**Recorded data**
** Start **
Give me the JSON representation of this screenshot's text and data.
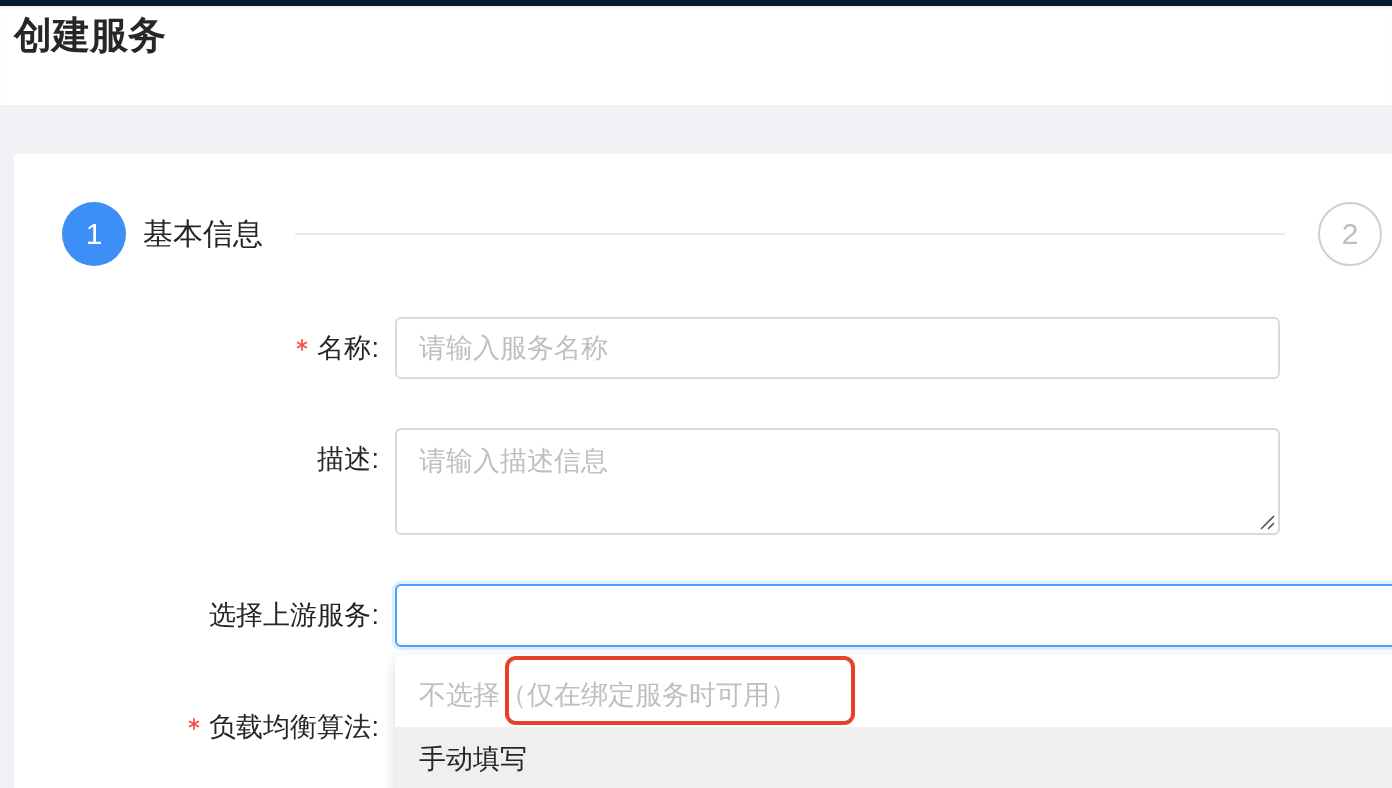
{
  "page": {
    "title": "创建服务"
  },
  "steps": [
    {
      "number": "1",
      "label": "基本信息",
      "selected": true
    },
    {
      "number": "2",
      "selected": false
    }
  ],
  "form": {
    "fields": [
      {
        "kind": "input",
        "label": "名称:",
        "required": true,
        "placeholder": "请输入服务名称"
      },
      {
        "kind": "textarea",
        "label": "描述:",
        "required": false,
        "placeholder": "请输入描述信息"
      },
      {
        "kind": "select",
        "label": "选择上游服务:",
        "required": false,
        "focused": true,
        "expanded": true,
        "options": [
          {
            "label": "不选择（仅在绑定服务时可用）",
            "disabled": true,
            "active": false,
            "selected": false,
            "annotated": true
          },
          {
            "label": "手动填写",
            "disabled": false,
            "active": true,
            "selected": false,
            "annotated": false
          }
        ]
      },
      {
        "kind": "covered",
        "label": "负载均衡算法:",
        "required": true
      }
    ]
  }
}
** End **
** Start **
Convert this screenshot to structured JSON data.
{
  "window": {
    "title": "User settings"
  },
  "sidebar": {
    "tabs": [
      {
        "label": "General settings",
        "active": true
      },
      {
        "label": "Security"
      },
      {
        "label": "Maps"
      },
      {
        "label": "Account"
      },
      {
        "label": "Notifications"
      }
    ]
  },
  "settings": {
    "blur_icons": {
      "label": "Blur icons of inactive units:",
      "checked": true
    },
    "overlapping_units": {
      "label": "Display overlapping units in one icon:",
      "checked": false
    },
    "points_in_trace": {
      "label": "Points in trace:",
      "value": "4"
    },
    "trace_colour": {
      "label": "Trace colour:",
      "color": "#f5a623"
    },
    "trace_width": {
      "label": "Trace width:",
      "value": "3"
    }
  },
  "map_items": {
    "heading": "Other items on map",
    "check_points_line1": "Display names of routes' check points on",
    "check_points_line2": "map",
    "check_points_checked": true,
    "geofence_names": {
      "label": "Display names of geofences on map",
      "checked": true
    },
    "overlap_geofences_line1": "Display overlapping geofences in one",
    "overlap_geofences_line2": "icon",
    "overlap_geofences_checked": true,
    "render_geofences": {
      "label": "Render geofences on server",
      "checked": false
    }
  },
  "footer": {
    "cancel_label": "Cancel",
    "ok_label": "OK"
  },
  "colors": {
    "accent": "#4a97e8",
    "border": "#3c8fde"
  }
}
** End **
**Problem**
In the entries above, identify every line with the word "settings". Copy those lines.

**Answer for the task**
    "title": "User settings"
        "label": "General settings",
  "settings": {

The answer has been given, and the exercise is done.